Your instructions
Every line below is to be quoted exactly, with nothing added or dropped.

>> BEGIN Record extracts

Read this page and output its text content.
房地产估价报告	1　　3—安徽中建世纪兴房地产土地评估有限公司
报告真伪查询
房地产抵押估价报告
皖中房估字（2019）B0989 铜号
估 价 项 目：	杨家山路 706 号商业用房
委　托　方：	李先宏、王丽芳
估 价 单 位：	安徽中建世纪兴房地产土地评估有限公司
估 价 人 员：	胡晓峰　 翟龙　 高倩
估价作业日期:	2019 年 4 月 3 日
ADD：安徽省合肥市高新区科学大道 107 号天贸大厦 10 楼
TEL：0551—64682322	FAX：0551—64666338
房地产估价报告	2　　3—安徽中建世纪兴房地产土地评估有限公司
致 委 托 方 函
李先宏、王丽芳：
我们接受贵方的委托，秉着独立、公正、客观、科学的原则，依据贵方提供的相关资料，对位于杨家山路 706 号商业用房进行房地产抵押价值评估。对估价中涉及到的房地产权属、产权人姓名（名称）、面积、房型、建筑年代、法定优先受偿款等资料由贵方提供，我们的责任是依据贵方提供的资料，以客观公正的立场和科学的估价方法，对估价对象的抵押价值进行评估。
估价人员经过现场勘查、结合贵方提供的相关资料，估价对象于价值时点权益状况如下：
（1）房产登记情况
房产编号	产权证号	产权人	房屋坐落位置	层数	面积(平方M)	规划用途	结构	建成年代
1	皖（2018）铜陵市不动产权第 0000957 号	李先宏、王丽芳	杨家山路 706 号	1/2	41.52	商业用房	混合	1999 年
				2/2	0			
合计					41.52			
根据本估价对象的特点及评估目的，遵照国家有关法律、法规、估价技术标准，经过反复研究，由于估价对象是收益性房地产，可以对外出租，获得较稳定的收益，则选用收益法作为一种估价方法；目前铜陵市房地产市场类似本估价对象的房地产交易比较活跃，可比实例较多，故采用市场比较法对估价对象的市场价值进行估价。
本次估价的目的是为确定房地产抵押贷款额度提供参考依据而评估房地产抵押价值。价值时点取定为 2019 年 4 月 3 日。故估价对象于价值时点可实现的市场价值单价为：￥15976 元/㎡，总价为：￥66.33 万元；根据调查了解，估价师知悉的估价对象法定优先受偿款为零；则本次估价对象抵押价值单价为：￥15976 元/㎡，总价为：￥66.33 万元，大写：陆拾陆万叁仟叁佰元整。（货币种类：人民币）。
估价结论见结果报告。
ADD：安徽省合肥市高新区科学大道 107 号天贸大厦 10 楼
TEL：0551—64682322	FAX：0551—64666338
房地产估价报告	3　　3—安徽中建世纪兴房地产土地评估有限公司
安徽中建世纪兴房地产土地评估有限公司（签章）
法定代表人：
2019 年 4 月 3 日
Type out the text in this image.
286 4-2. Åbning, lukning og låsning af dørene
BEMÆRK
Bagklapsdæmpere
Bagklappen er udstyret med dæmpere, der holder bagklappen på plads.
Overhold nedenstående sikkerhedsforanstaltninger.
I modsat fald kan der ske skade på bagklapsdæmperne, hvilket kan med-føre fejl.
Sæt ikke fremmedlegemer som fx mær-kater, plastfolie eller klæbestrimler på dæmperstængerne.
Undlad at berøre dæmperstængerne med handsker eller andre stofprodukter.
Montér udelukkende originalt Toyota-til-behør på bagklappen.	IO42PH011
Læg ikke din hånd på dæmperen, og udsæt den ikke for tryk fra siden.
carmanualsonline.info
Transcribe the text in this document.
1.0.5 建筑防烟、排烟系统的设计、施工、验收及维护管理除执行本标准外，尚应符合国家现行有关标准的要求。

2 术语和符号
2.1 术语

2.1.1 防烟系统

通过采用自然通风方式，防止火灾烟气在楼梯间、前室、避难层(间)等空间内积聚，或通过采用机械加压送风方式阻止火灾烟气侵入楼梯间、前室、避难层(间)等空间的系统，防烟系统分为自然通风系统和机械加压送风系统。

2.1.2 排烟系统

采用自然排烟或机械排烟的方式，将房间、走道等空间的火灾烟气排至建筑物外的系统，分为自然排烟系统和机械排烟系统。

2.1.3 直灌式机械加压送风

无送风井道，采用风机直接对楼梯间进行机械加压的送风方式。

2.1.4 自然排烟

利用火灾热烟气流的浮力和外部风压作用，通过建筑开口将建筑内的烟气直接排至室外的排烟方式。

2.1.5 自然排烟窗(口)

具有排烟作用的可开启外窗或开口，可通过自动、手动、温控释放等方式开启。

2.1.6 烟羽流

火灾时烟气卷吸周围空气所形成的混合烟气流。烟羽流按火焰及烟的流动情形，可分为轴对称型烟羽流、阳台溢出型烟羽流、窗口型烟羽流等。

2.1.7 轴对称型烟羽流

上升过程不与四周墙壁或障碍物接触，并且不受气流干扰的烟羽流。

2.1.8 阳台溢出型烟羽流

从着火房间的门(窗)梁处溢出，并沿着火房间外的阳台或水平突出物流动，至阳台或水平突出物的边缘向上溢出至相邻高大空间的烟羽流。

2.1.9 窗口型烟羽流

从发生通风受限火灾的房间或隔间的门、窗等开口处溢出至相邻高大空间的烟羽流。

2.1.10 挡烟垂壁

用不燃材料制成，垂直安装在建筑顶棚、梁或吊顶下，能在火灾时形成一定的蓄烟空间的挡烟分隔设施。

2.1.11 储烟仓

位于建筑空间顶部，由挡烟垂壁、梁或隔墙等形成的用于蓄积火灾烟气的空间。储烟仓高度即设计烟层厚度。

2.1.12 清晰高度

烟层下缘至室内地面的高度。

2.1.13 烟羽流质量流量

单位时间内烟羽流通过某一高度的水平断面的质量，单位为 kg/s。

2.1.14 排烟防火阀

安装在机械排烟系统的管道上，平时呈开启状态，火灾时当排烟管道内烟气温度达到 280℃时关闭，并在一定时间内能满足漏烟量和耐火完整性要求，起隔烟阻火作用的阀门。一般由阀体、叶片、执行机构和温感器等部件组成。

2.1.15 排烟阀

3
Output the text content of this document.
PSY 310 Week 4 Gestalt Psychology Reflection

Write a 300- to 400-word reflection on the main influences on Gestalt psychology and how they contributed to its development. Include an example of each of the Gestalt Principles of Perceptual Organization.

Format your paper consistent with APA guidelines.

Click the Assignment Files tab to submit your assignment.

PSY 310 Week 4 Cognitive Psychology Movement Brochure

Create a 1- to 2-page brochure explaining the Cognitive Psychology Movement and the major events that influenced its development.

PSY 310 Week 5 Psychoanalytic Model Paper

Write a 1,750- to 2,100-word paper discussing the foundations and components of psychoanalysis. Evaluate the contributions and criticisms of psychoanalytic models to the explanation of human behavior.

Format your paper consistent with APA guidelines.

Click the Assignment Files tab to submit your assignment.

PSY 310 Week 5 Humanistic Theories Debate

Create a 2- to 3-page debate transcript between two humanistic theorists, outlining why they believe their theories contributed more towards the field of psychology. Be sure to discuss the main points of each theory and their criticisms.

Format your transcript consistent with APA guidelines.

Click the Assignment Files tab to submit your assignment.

>> END Record extracts

Exercise result
Read this page and output its text content.
房地产估价报告	1　　3—安徽中建世纪兴房地产土地评估有限公司
报告真伪查询
房地产抵押估价报告
皖中房估字（2019）B0989 铜号
估 价 项 目：	杨家山路 706 号商业用房
委　托　方：	李先宏、王丽芳
估 价 单 位：	安徽中建世纪兴房地产土地评估有限公司
估 价 人 员：	胡晓峰　 翟龙　 高倩
估价作业日期:	2019 年 4 月 3 日
ADD：安徽省合肥市高新区科学大道 107 号天贸大厦 10 楼
TEL：0551—64682322	FAX：0551—64666338
房地产估价报告	2　　3—安徽中建世纪兴房地产土地评估有限公司
致 委 托 方 函
李先宏、王丽芳：
我们接受贵方的委托，秉着独立、公正、客观、科学的原则，依据贵方提供的相关资料，对位于杨家山路 706 号商业用房进行房地产抵押价值评估。对估价中涉及到的房地产权属、产权人姓名（名称）、面积、房型、建筑年代、法定优先受偿款等资料由贵方提供，我们的责任是依据贵方提供的资料，以客观公正的立场和科学的估价方法，对估价对象的抵押价值进行评估。
估价人员经过现场勘查、结合贵方提供的相关资料，估价对象于价值时点权益状况如下：
（1）房产登记情况
房产编号	产权证号	产权人	房屋坐落位置	层数	面积(平方M)	规划用途	结构	建成年代
1	皖（2018）铜陵市不动产权第 0000957 号	李先宏、王丽芳	杨家山路 706 号	1/2	41.52	商业用房	混合	1999 年
				2/2	0			
合计					41.52			
根据本估价对象的特点及评估目的，遵照国家有关法律、法规、估价技术标准，经过反复研究，由于估价对象是收益性房地产，可以对外出租，获得较稳定的收益，则选用收益法作为一种估价方法；目前铜陵市房地产市场类似本估价对象的房地产交易比较活跃，可比实例较多，故采用市场比较法对估价对象的市场价值进行估价。
本次估价的目的是为确定房地产抵押贷款额度提供参考依据而评估房地产抵押价值。价值时点取定为 2019 年 4 月 3 日。故估价对象于价值时点可实现的市场价值单价为：￥15976 元/㎡，总价为：￥66.33 万元；根据调查了解，估价师知悉的估价对象法定优先受偿款为零；则本次估价对象抵押价值单价为：￥15976 元/㎡，总价为：￥66.33 万元，大写：陆拾陆万叁仟叁佰元整。（货币种类：人民币）。
估价结论见结果报告。
ADD：安徽省合肥市高新区科学大道 107 号天贸大厦 10 楼
TEL：0551—64682322	FAX：0551—64666338
房地产估价报告	3　　3—安徽中建世纪兴房地产土地评估有限公司
安徽中建世纪兴房地产土地评估有限公司（签章）
法定代表人：
2019 年 4 月 3 日
Type out the text in this image.
286 4-2. Åbning, lukning og låsning af dørene
BEMÆRK
Bagklapsdæmpere
Bagklappen er udstyret med dæmpere, der holder bagklappen på plads.
Overhold nedenstående sikkerhedsforanstaltninger.
I modsat fald kan der ske skade på bagklapsdæmperne, hvilket kan med-føre fejl.
Sæt ikke fremmedlegemer som fx mær-kater, plastfolie eller klæbestrimler på dæmperstængerne.
Undlad at berøre dæmperstængerne med handsker eller andre stofprodukter.
Montér udelukkende originalt Toyota-til-behør på bagklappen.	IO42PH011
Læg ikke din hånd på dæmperen, og udsæt den ikke for tryk fra siden.
carmanualsonline.info
Transcribe the text in this document.
1.0.5 建筑防烟、排烟系统的设计、施工、验收及维护管理除执行本标准外，尚应符合国家现行有关标准的要求。

2 术语和符号
2.1 术语

2.1.1 防烟系统

通过采用自然通风方式，防止火灾烟气在楼梯间、前室、避难层(间)等空间内积聚，或通过采用机械加压送风方式阻止火灾烟气侵入楼梯间、前室、避难层(间)等空间的系统，防烟系统分为自然通风系统和机械加压送风系统。

2.1.2 排烟系统

采用自然排烟或机械排烟的方式，将房间、走道等空间的火灾烟气排至建筑物外的系统，分为自然排烟系统和机械排烟系统。

2.1.3 直灌式机械加压送风

无送风井道，采用风机直接对楼梯间进行机械加压的送风方式。

2.1.4 自然排烟

利用火灾热烟气流的浮力和外部风压作用，通过建筑开口将建筑内的烟气直接排至室外的排烟方式。

2.1.5 自然排烟窗(口)

具有排烟作用的可开启外窗或开口，可通过自动、手动、温控释放等方式开启。

2.1.6 烟羽流

火灾时烟气卷吸周围空气所形成的混合烟气流。烟羽流按火焰及烟的流动情形，可分为轴对称型烟羽流、阳台溢出型烟羽流、窗口型烟羽流等。

2.1.7 轴对称型烟羽流

上升过程不与四周墙壁或障碍物接触，并且不受气流干扰的烟羽流。

2.1.8 阳台溢出型烟羽流

从着火房间的门(窗)梁处溢出，并沿着火房间外的阳台或水平突出物流动，至阳台或水平突出物的边缘向上溢出至相邻高大空间的烟羽流。

2.1.9 窗口型烟羽流

从发生通风受限火灾的房间或隔间的门、窗等开口处溢出至相邻高大空间的烟羽流。

2.1.10 挡烟垂壁

用不燃材料制成，垂直安装在建筑顶棚、梁或吊顶下，能在火灾时形成一定的蓄烟空间的挡烟分隔设施。

2.1.11 储烟仓

位于建筑空间顶部，由挡烟垂壁、梁或隔墙等形成的用于蓄积火灾烟气的空间。储烟仓高度即设计烟层厚度。

2.1.12 清晰高度

烟层下缘至室内地面的高度。

2.1.13 烟羽流质量流量

单位时间内烟羽流通过某一高度的水平断面的质量，单位为 kg/s。

2.1.14 排烟防火阀

安装在机械排烟系统的管道上，平时呈开启状态，火灾时当排烟管道内烟气温度达到 280℃时关闭，并在一定时间内能满足漏烟量和耐火完整性要求，起隔烟阻火作用的阀门。一般由阀体、叶片、执行机构和温感器等部件组成。

2.1.15 排烟阀

3
Output the text content of this document.
PSY 310 Week 4 Gestalt Psychology Reflection

Write a 300- to 400-word reflection on the main influences on Gestalt psychology and how they contributed to its development. Include an example of each of the Gestalt Principles of Perceptual Organization.

Format your paper consistent with APA guidelines.

Click the Assignment Files tab to submit your assignment.

PSY 310 Week 4 Cognitive Psychology Movement Brochure

Create a 1- to 2-page brochure explaining the Cognitive Psychology Movement and the major events that influenced its development.

PSY 310 Week 5 Psychoanalytic Model Paper

Write a 1,750- to 2,100-word paper discussing the foundations and components of psychoanalysis. Evaluate the contributions and criticisms of psychoanalytic models to the explanation of human behavior.

Format your paper consistent with APA guidelines.

Click the Assignment Files tab to submit your assignment.

PSY 310 Week 5 Humanistic Theories Debate

Create a 2- to 3-page debate transcript between two humanistic theorists, outlining why they believe their theories contributed more towards the field of psychology. Be sure to discuss the main points of each theory and their criticisms.

Format your transcript consistent with APA guidelines.

Click the Assignment Files tab to submit your assignment.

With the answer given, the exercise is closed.